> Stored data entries
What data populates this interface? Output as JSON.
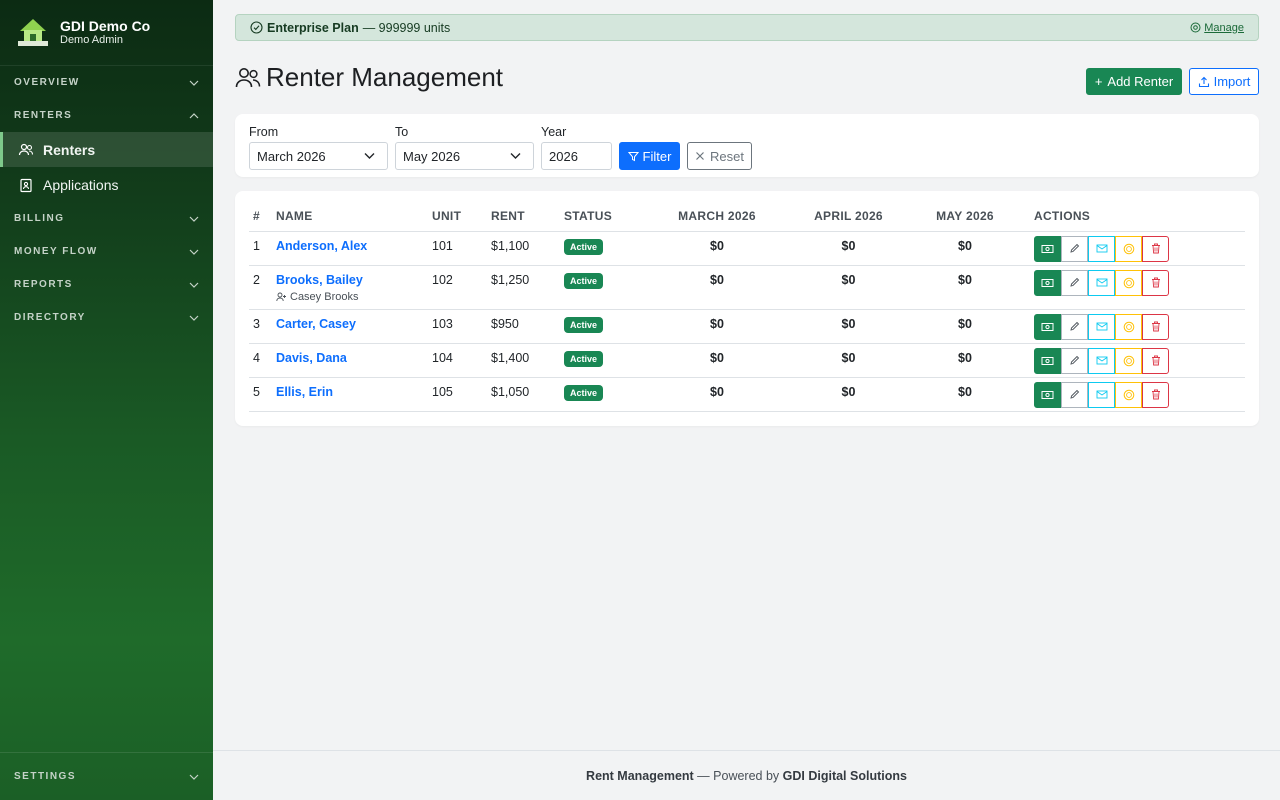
{
  "brand": {
    "company": "GDI Demo Co",
    "user": "Demo Admin"
  },
  "sidebar": {
    "sections": [
      {
        "label": "OVERVIEW",
        "expanded": false
      },
      {
        "label": "RENTERS",
        "expanded": true
      },
      {
        "label": "BILLING",
        "expanded": false
      },
      {
        "label": "MONEY FLOW",
        "expanded": false
      },
      {
        "label": "REPORTS",
        "expanded": false
      },
      {
        "label": "DIRECTORY",
        "expanded": false
      }
    ],
    "renter_items": [
      {
        "label": "Renters",
        "icon": "people-icon",
        "active": true
      },
      {
        "label": "Applications",
        "icon": "clipboard-icon",
        "active": false
      }
    ],
    "settings": "SETTINGS"
  },
  "banner": {
    "plan": "Enterprise Plan",
    "units": "— 999999 units",
    "manage": "Manage"
  },
  "page": {
    "title": "Renter Management",
    "add_label": "Add Renter",
    "import_label": "Import"
  },
  "filters": {
    "from_label": "From",
    "from_value": "March 2026",
    "to_label": "To",
    "to_value": "May 2026",
    "year_label": "Year",
    "year_value": "2026",
    "filter_label": "Filter",
    "reset_label": "Reset"
  },
  "table": {
    "headers": [
      "#",
      "NAME",
      "UNIT",
      "RENT",
      "STATUS",
      "MARCH 2026",
      "APRIL 2026",
      "MAY 2026",
      "ACTIONS"
    ],
    "rows": [
      {
        "num": "1",
        "name": "Anderson, Alex",
        "co": "",
        "unit": "101",
        "rent": "$1,100",
        "status": "Active",
        "m1": "$0",
        "m2": "$0",
        "m3": "$0"
      },
      {
        "num": "2",
        "name": "Brooks, Bailey",
        "co": "Casey Brooks",
        "unit": "102",
        "rent": "$1,250",
        "status": "Active",
        "m1": "$0",
        "m2": "$0",
        "m3": "$0"
      },
      {
        "num": "3",
        "name": "Carter, Casey",
        "co": "",
        "unit": "103",
        "rent": "$950",
        "status": "Active",
        "m1": "$0",
        "m2": "$0",
        "m3": "$0"
      },
      {
        "num": "4",
        "name": "Davis, Dana",
        "co": "",
        "unit": "104",
        "rent": "$1,400",
        "status": "Active",
        "m1": "$0",
        "m2": "$0",
        "m3": "$0"
      },
      {
        "num": "5",
        "name": "Ellis, Erin",
        "co": "",
        "unit": "105",
        "rent": "$1,050",
        "status": "Active",
        "m1": "$0",
        "m2": "$0",
        "m3": "$0"
      }
    ]
  },
  "footer": {
    "app": "Rent Management",
    "mid": " — Powered by ",
    "company": "GDI Digital Solutions"
  },
  "colors": {
    "success": "#198754",
    "primary": "#0d6efd",
    "info": "#0dcaf0",
    "warning": "#ffc107",
    "danger": "#dc3545"
  }
}
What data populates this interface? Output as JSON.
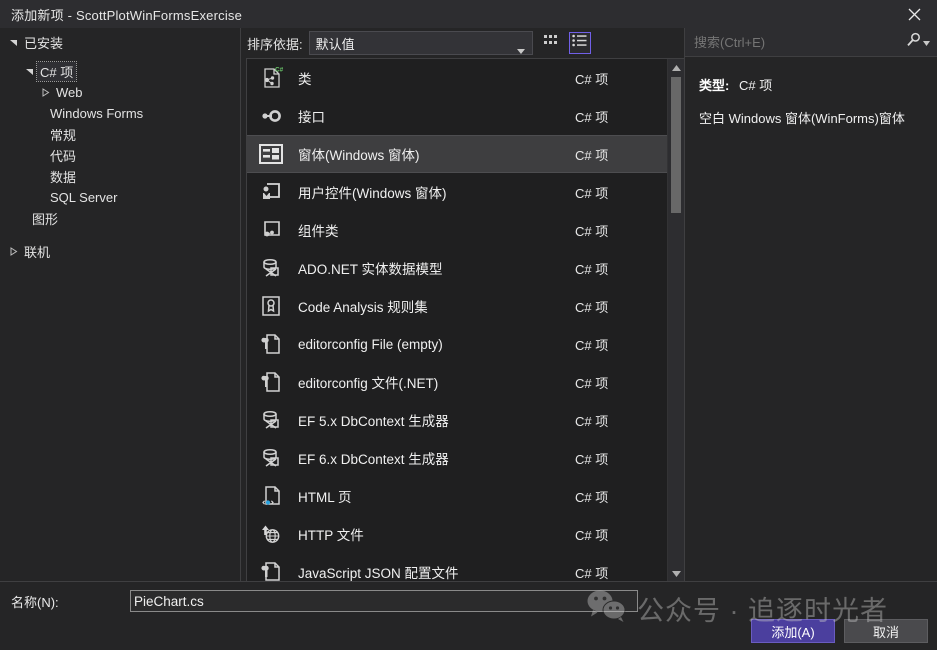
{
  "window": {
    "title": "添加新项 - ScottPlotWinFormsExercise",
    "close_icon": "close-icon"
  },
  "sidebar": {
    "header": {
      "label": "已安装",
      "expanded": true
    },
    "tree": [
      {
        "label": "C# 项",
        "level": 1,
        "twisty": "expanded",
        "selected": true
      },
      {
        "label": "Web",
        "level": 2,
        "twisty": "collapsed",
        "selected": false
      },
      {
        "label": "Windows Forms",
        "level": 2,
        "twisty": "none",
        "selected": false
      },
      {
        "label": "常规",
        "level": 2,
        "twisty": "none",
        "selected": false
      },
      {
        "label": "代码",
        "level": 2,
        "twisty": "none",
        "selected": false
      },
      {
        "label": "数据",
        "level": 2,
        "twisty": "none",
        "selected": false
      },
      {
        "label": "SQL Server",
        "level": 2,
        "twisty": "none",
        "selected": false
      },
      {
        "label": "图形",
        "level": 1,
        "twisty": "none",
        "selected": false
      }
    ],
    "online": {
      "label": "联机",
      "twisty": "collapsed"
    }
  },
  "toolbar": {
    "sort_label": "排序依据:",
    "sort_value": "默认值",
    "view_tiles_name": "tiles-view-icon",
    "view_list_name": "list-view-icon",
    "active_view": "list"
  },
  "list": {
    "kind_default": "C# 项",
    "items": [
      {
        "name": "类",
        "kind": "C# 项",
        "icon": "class-icon",
        "selected": false
      },
      {
        "name": "接口",
        "kind": "C# 项",
        "icon": "interface-icon",
        "selected": false
      },
      {
        "name": "窗体(Windows 窗体)",
        "kind": "C# 项",
        "icon": "windows-form-icon",
        "selected": true
      },
      {
        "name": "用户控件(Windows 窗体)",
        "kind": "C# 项",
        "icon": "user-control-icon",
        "selected": false
      },
      {
        "name": "组件类",
        "kind": "C# 项",
        "icon": "component-class-icon",
        "selected": false
      },
      {
        "name": "ADO.NET 实体数据模型",
        "kind": "C# 项",
        "icon": "database-model-icon",
        "selected": false
      },
      {
        "name": "Code Analysis 规则集",
        "kind": "C# 项",
        "icon": "ruleset-icon",
        "selected": false
      },
      {
        "name": "editorconfig File (empty)",
        "kind": "C# 项",
        "icon": "config-file-icon",
        "selected": false
      },
      {
        "name": "editorconfig 文件(.NET)",
        "kind": "C# 项",
        "icon": "config-file-icon",
        "selected": false
      },
      {
        "name": "EF 5.x DbContext 生成器",
        "kind": "C# 项",
        "icon": "database-model-icon",
        "selected": false
      },
      {
        "name": "EF 6.x DbContext 生成器",
        "kind": "C# 项",
        "icon": "database-model-icon",
        "selected": false
      },
      {
        "name": "HTML 页",
        "kind": "C# 项",
        "icon": "html-page-icon",
        "selected": false
      },
      {
        "name": "HTTP 文件",
        "kind": "C# 项",
        "icon": "http-file-icon",
        "selected": false
      },
      {
        "name": "JavaScript JSON 配置文件",
        "kind": "C# 项",
        "icon": "json-config-icon",
        "selected": false
      }
    ],
    "scroll": {
      "up_icon": "scroll-up-icon",
      "down_icon": "scroll-down-icon"
    }
  },
  "search": {
    "placeholder": "搜索(Ctrl+E)",
    "icon": "search-icon",
    "dropdown_icon": "chevron-down-icon"
  },
  "detail": {
    "type_label": "类型:",
    "type_value": "C# 项",
    "description": "空白 Windows 窗体(WinForms)窗体"
  },
  "footer": {
    "name_label": "名称(N):",
    "name_value": "PieChart.cs",
    "add_button": "添加(A)",
    "cancel_button": "取消"
  },
  "watermark": {
    "text": "公众号 · 追逐时光者",
    "icon": "wechat-icon"
  },
  "colors": {
    "accent": "#4b3f9e",
    "selection": "#3e3e40",
    "background": "#252526",
    "list_background": "#1f1f20",
    "toggle_border": "#7160e8"
  }
}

> Aim
Transcribe every record above exactly, leaving out the pictures.

> Solution for this exercise
What data populates this interface? Output as JSON.
{
  "brand": {
    "company": "GDI Demo Co",
    "user": "Demo Admin"
  },
  "sidebar": {
    "sections": [
      {
        "label": "OVERVIEW",
        "expanded": false
      },
      {
        "label": "RENTERS",
        "expanded": true
      },
      {
        "label": "BILLING",
        "expanded": false
      },
      {
        "label": "MONEY FLOW",
        "expanded": false
      },
      {
        "label": "REPORTS",
        "expanded": false
      },
      {
        "label": "DIRECTORY",
        "expanded": false
      }
    ],
    "renter_items": [
      {
        "label": "Renters",
        "icon": "people-icon",
        "active": true
      },
      {
        "label": "Applications",
        "icon": "clipboard-icon",
        "active": false
      }
    ],
    "settings": "SETTINGS"
  },
  "banner": {
    "plan": "Enterprise Plan",
    "units": "— 999999 units",
    "manage": "Manage"
  },
  "page": {
    "title": "Renter Management",
    "add_label": "Add Renter",
    "import_label": "Import"
  },
  "filters": {
    "from_label": "From",
    "from_value": "March 2026",
    "to_label": "To",
    "to_value": "May 2026",
    "year_label": "Year",
    "year_value": "2026",
    "filter_label": "Filter",
    "reset_label": "Reset"
  },
  "table": {
    "headers": [
      "#",
      "NAME",
      "UNIT",
      "RENT",
      "STATUS",
      "MARCH 2026",
      "APRIL 2026",
      "MAY 2026",
      "ACTIONS"
    ],
    "rows": [
      {
        "num": "1",
        "name": "Anderson, Alex",
        "co": "",
        "unit": "101",
        "rent": "$1,100",
        "status": "Active",
        "m1": "$0",
        "m2": "$0",
        "m3": "$0"
      },
      {
        "num": "2",
        "name": "Brooks, Bailey",
        "co": "Casey Brooks",
        "unit": "102",
        "rent": "$1,250",
        "status": "Active",
        "m1": "$0",
        "m2": "$0",
        "m3": "$0"
      },
      {
        "num": "3",
        "name": "Carter, Casey",
        "co": "",
        "unit": "103",
        "rent": "$950",
        "status": "Active",
        "m1": "$0",
        "m2": "$0",
        "m3": "$0"
      },
      {
        "num": "4",
        "name": "Davis, Dana",
        "co": "",
        "unit": "104",
        "rent": "$1,400",
        "status": "Active",
        "m1": "$0",
        "m2": "$0",
        "m3": "$0"
      },
      {
        "num": "5",
        "name": "Ellis, Erin",
        "co": "",
        "unit": "105",
        "rent": "$1,050",
        "status": "Active",
        "m1": "$0",
        "m2": "$0",
        "m3": "$0"
      }
    ]
  },
  "footer": {
    "app": "Rent Management",
    "mid": " — Powered by ",
    "company": "GDI Digital Solutions"
  },
  "colors": {
    "success": "#198754",
    "primary": "#0d6efd",
    "info": "#0dcaf0",
    "warning": "#ffc107",
    "danger": "#dc3545"
  }
}
What data populates this interface? Output as JSON.
{
  "window": {
    "title": "添加新项 - ScottPlotWinFormsExercise",
    "close_icon": "close-icon"
  },
  "sidebar": {
    "header": {
      "label": "已安装",
      "expanded": true
    },
    "tree": [
      {
        "label": "C# 项",
        "level": 1,
        "twisty": "expanded",
        "selected": true
      },
      {
        "label": "Web",
        "level": 2,
        "twisty": "collapsed",
        "selected": false
      },
      {
        "label": "Windows Forms",
        "level": 2,
        "twisty": "none",
        "selected": false
      },
      {
        "label": "常规",
        "level": 2,
        "twisty": "none",
        "selected": false
      },
      {
        "label": "代码",
        "level": 2,
        "twisty": "none",
        "selected": false
      },
      {
        "label": "数据",
        "level": 2,
        "twisty": "none",
        "selected": false
      },
      {
        "label": "SQL Server",
        "level": 2,
        "twisty": "none",
        "selected": false
      },
      {
        "label": "图形",
        "level": 1,
        "twisty": "none",
        "selected": false
      }
    ],
    "online": {
      "label": "联机",
      "twisty": "collapsed"
    }
  },
  "toolbar": {
    "sort_label": "排序依据:",
    "sort_value": "默认值",
    "view_tiles_name": "tiles-view-icon",
    "view_list_name": "list-view-icon",
    "active_view": "list"
  },
  "list": {
    "kind_default": "C# 项",
    "items": [
      {
        "name": "类",
        "kind": "C# 项",
        "icon": "class-icon",
        "selected": false
      },
      {
        "name": "接口",
        "kind": "C# 项",
        "icon": "interface-icon",
        "selected": false
      },
      {
        "name": "窗体(Windows 窗体)",
        "kind": "C# 项",
        "icon": "windows-form-icon",
        "selected": true
      },
      {
        "name": "用户控件(Windows 窗体)",
        "kind": "C# 项",
        "icon": "user-control-icon",
        "selected": false
      },
      {
        "name": "组件类",
        "kind": "C# 项",
        "icon": "component-class-icon",
        "selected": false
      },
      {
        "name": "ADO.NET 实体数据模型",
        "kind": "C# 项",
        "icon": "database-model-icon",
        "selected": false
      },
      {
        "name": "Code Analysis 规则集",
        "kind": "C# 项",
        "icon": "ruleset-icon",
        "selected": false
      },
      {
        "name": "editorconfig File (empty)",
        "kind": "C# 项",
        "icon": "config-file-icon",
        "selected": false
      },
      {
        "name": "editorconfig 文件(.NET)",
        "kind": "C# 项",
        "icon": "config-file-icon",
        "selected": false
      },
      {
        "name": "EF 5.x DbContext 生成器",
        "kind": "C# 项",
        "icon": "database-model-icon",
        "selected": false
      },
      {
        "name": "EF 6.x DbContext 生成器",
        "kind": "C# 项",
        "icon": "database-model-icon",
        "selected": false
      },
      {
        "name": "HTML 页",
        "kind": "C# 项",
        "icon": "html-page-icon",
        "selected": false
      },
      {
        "name": "HTTP 文件",
        "kind": "C# 项",
        "icon": "http-file-icon",
        "selected": false
      },
      {
        "name": "JavaScript JSON 配置文件",
        "kind": "C# 项",
        "icon": "json-config-icon",
        "selected": false
      }
    ],
    "scroll": {
      "up_icon": "scroll-up-icon",
      "down_icon": "scroll-down-icon"
    }
  },
  "search": {
    "placeholder": "搜索(Ctrl+E)",
    "icon": "search-icon",
    "dropdown_icon": "chevron-down-icon"
  },
  "detail": {
    "type_label": "类型:",
    "type_value": "C# 项",
    "description": "空白 Windows 窗体(WinForms)窗体"
  },
  "footer": {
    "name_label": "名称(N):",
    "name_value": "PieChart.cs",
    "add_button": "添加(A)",
    "cancel_button": "取消"
  },
  "watermark": {
    "text": "公众号 · 追逐时光者",
    "icon": "wechat-icon"
  },
  "colors": {
    "accent": "#4b3f9e",
    "selection": "#3e3e40",
    "background": "#252526",
    "list_background": "#1f1f20",
    "toggle_border": "#7160e8"
  }
}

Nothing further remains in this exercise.